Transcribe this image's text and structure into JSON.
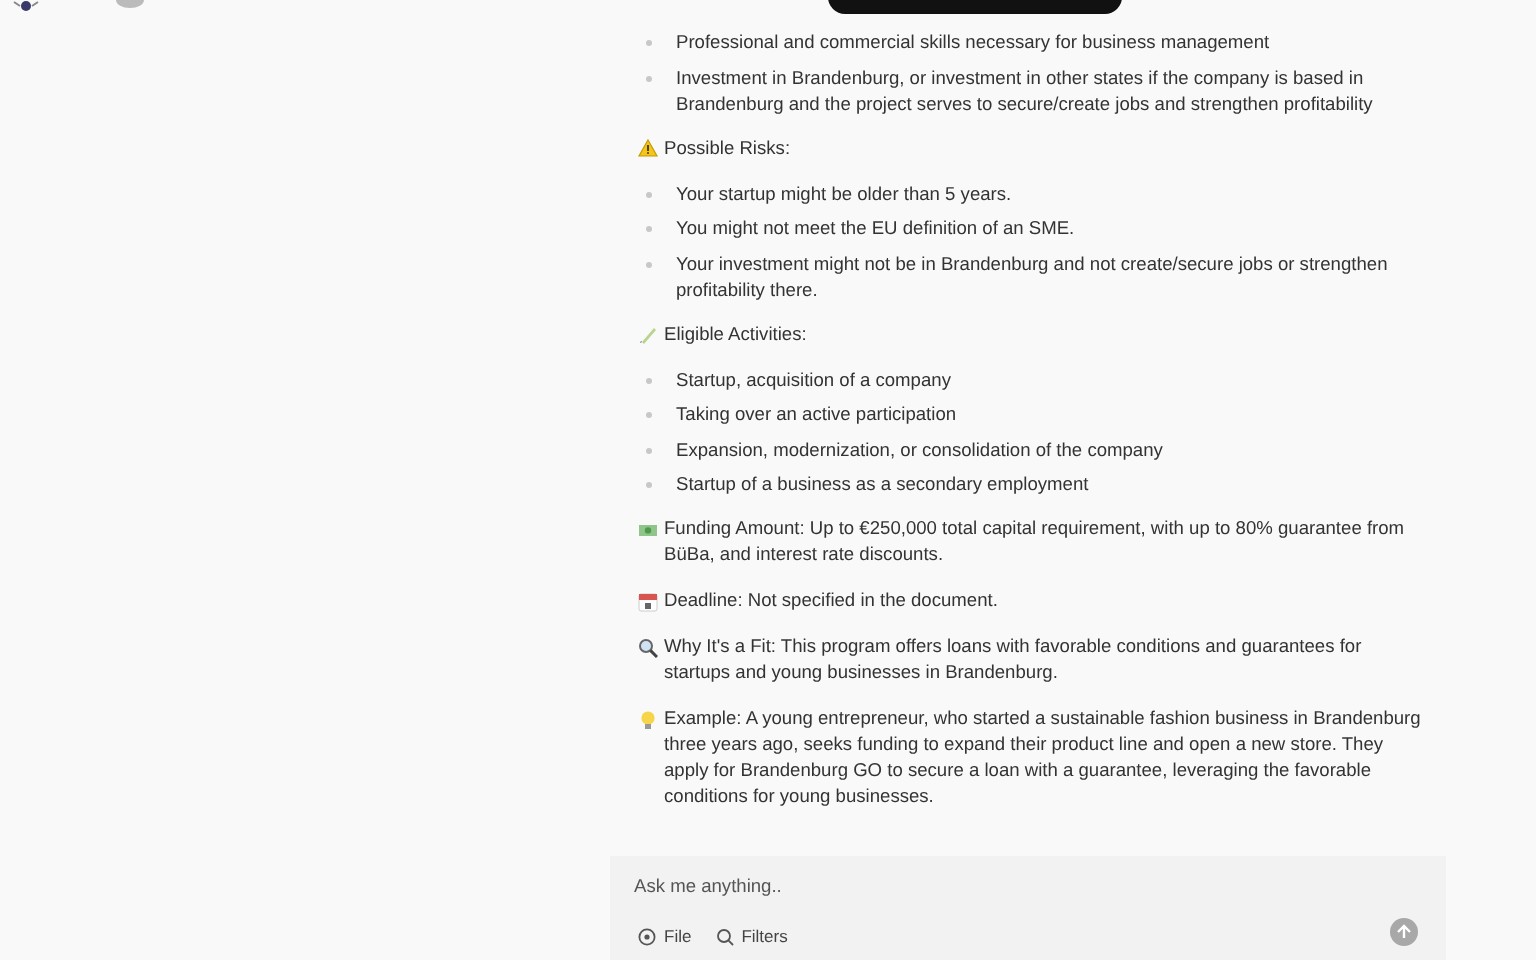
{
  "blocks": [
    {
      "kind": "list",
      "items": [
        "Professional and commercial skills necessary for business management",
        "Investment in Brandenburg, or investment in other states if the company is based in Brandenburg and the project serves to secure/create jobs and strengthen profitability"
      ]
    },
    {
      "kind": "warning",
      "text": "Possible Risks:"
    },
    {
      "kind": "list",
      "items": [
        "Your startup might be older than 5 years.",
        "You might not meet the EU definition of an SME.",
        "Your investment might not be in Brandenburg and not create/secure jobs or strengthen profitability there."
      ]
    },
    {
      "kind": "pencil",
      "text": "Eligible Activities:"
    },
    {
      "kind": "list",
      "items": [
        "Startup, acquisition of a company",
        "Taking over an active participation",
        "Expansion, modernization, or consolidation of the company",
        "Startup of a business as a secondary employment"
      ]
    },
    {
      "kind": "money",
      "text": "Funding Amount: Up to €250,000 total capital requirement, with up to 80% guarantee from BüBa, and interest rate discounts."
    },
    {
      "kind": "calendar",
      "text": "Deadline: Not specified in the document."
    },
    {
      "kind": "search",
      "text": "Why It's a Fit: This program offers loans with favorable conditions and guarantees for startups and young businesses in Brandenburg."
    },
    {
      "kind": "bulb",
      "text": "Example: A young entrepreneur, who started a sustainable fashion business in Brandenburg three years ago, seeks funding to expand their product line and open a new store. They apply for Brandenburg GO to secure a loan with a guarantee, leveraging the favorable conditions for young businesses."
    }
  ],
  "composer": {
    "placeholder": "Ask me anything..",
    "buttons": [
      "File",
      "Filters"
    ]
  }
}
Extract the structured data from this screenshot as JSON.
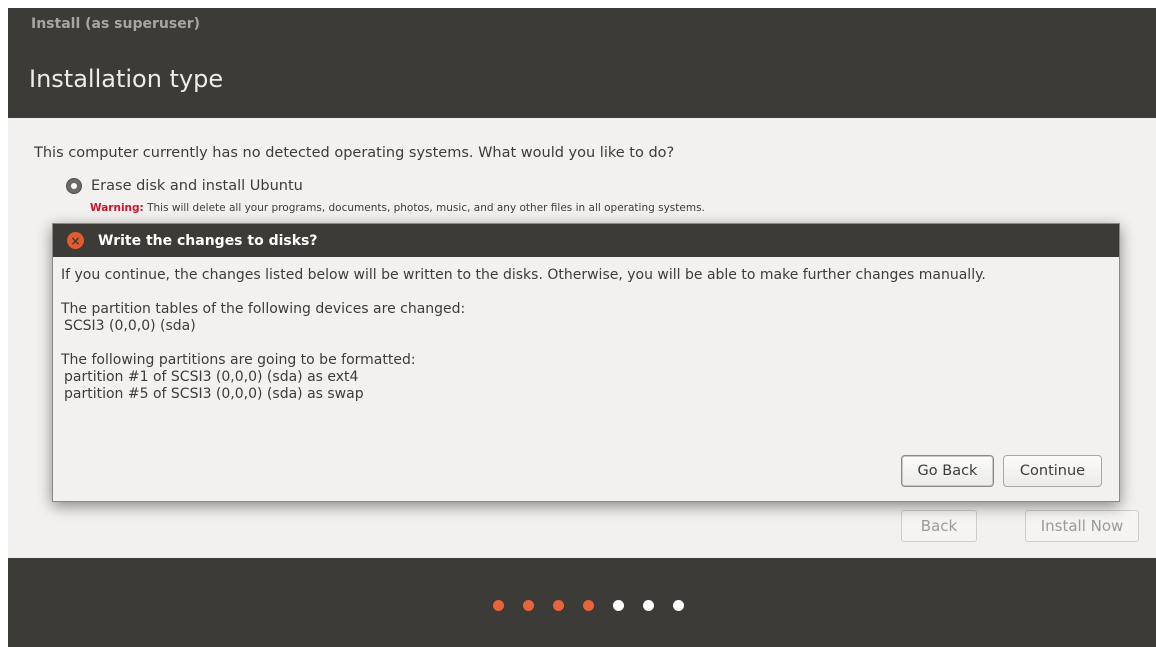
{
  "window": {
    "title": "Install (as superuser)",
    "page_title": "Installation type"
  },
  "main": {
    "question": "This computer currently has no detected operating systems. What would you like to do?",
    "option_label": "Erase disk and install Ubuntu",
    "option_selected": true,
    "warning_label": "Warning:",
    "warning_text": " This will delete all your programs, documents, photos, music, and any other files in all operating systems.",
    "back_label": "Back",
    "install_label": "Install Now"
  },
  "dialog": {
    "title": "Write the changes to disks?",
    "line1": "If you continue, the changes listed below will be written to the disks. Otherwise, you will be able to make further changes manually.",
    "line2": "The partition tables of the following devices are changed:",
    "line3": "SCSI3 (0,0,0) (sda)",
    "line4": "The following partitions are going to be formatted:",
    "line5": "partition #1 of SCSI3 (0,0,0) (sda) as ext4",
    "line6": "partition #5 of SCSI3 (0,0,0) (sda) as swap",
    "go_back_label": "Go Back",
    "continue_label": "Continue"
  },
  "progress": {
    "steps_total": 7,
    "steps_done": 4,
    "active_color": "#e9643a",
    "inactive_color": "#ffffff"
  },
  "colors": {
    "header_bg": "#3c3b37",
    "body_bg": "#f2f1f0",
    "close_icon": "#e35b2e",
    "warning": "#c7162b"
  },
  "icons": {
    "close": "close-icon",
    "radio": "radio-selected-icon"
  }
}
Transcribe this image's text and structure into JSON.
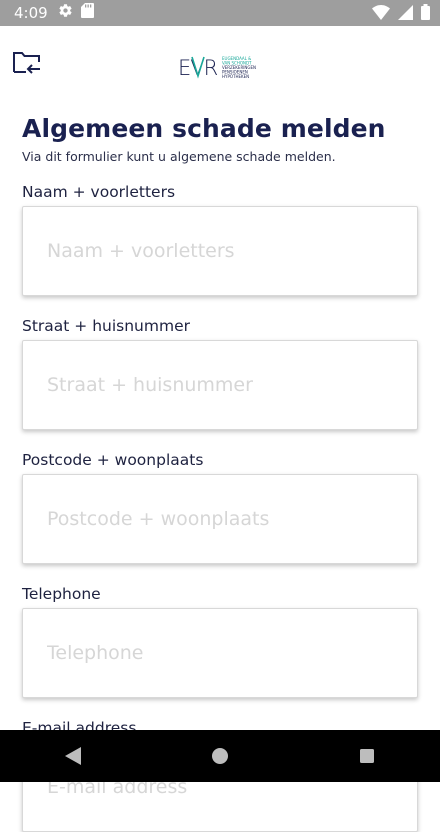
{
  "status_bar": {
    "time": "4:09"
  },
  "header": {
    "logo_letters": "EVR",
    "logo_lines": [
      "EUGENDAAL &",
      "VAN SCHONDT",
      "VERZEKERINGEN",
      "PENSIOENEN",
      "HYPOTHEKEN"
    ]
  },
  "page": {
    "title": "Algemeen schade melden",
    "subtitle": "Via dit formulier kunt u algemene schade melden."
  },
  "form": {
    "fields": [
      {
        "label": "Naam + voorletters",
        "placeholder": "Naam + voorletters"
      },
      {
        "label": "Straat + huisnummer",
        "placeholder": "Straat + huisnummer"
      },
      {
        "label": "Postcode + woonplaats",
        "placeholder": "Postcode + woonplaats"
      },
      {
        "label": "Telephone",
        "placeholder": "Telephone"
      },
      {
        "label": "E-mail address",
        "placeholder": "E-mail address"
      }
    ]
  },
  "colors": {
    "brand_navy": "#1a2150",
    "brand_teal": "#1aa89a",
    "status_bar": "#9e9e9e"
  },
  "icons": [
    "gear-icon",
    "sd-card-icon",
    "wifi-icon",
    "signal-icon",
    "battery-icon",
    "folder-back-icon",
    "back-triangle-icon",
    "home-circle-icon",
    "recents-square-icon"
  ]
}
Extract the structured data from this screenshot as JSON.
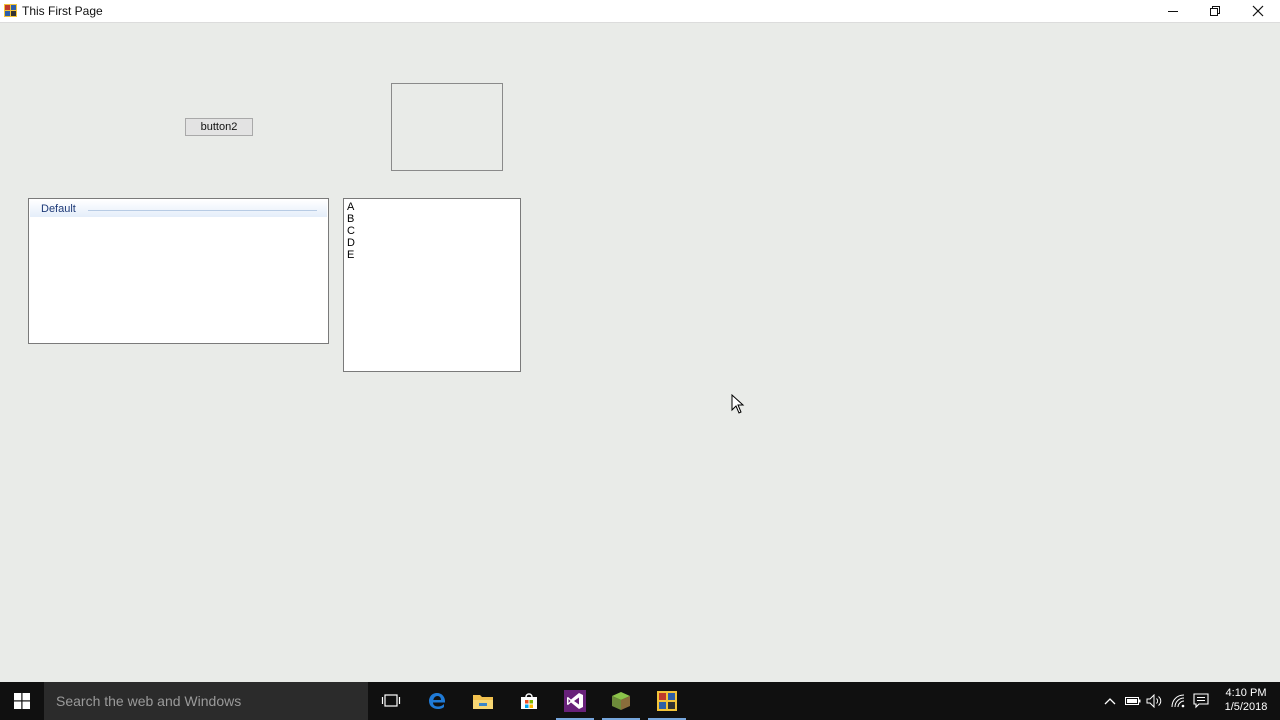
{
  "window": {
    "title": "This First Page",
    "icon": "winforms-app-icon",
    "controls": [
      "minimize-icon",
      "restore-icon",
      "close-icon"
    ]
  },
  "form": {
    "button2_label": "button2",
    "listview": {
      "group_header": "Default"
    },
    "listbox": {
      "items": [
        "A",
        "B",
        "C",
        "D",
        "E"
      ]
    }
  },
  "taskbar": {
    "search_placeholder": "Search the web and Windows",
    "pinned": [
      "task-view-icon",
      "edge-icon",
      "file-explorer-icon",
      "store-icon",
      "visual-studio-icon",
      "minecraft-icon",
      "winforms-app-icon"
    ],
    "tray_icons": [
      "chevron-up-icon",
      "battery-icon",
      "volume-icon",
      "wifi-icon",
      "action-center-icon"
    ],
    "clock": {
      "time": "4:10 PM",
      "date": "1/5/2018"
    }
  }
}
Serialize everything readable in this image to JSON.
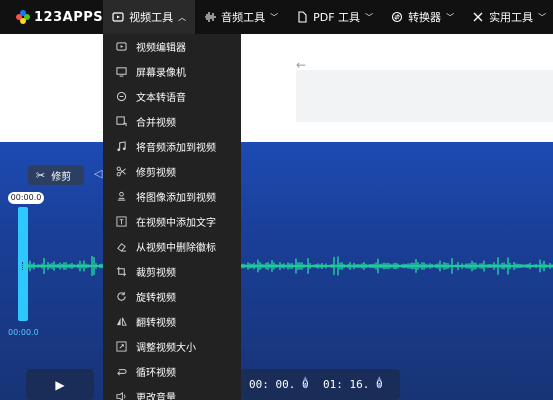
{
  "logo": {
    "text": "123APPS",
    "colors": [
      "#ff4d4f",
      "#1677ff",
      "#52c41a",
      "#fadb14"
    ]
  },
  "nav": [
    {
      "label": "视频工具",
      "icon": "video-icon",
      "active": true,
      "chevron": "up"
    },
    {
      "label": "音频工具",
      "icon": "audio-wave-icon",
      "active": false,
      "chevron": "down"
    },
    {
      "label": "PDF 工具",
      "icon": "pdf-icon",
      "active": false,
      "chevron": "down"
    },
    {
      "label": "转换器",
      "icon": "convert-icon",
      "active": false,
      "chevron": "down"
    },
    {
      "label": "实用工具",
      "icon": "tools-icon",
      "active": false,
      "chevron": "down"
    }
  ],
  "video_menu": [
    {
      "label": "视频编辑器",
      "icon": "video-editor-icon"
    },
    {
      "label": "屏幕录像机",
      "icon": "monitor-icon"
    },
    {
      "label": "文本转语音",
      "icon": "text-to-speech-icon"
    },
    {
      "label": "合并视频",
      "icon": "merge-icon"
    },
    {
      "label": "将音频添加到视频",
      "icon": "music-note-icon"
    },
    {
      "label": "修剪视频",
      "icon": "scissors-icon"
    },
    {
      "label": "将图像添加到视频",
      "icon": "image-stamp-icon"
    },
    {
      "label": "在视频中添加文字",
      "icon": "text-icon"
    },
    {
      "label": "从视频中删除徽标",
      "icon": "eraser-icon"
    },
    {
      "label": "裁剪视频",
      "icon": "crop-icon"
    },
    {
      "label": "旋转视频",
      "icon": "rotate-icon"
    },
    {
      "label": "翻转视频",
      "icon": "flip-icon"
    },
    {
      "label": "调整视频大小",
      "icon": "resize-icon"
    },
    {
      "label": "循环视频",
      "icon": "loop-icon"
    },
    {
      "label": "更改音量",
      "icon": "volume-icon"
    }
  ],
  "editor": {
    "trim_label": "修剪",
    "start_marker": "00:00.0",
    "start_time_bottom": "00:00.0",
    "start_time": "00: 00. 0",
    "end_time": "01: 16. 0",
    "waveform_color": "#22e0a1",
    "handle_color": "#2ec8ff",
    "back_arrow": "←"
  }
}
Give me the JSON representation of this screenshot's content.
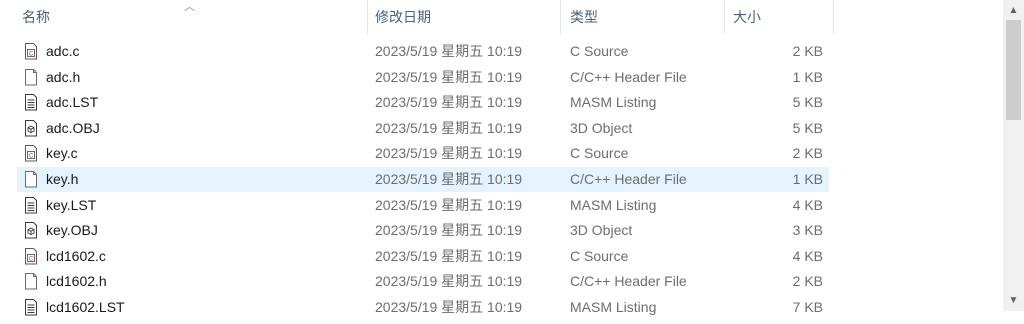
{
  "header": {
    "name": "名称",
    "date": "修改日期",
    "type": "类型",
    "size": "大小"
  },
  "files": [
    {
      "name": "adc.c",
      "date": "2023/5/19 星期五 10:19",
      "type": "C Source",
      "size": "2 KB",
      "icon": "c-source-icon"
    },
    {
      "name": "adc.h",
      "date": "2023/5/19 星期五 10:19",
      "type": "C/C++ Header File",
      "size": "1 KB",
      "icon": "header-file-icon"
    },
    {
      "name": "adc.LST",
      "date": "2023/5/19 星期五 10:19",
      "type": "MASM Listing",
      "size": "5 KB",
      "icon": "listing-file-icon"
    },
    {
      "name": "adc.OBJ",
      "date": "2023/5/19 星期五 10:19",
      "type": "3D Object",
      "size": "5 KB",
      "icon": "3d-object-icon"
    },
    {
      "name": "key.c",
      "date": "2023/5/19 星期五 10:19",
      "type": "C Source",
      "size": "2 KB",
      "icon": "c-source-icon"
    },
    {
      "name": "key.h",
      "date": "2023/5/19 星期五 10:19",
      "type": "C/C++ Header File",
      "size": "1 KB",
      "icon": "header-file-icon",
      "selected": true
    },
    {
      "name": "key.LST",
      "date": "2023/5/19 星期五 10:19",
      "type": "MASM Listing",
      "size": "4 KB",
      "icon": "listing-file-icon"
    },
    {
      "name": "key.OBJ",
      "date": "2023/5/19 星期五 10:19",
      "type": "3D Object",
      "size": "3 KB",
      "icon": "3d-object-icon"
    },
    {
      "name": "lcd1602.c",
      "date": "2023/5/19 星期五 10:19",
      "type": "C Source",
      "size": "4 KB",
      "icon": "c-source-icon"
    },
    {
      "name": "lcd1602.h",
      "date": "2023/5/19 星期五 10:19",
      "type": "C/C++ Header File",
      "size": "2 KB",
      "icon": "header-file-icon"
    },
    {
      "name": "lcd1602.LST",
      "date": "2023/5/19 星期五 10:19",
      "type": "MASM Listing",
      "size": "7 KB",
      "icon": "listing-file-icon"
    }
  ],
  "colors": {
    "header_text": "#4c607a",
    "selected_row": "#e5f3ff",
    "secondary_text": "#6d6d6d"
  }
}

Aim - Out of the material above, select every line that holds the string "investment".

Correct output -
        "Investment in Brandenburg, or investment in other states if the company is based in Brandenburg and the project serves to secure/create jobs and strengthen profitability"
        "Your investment might not be in Brandenburg and not create/secure jobs or strengthen profitability there."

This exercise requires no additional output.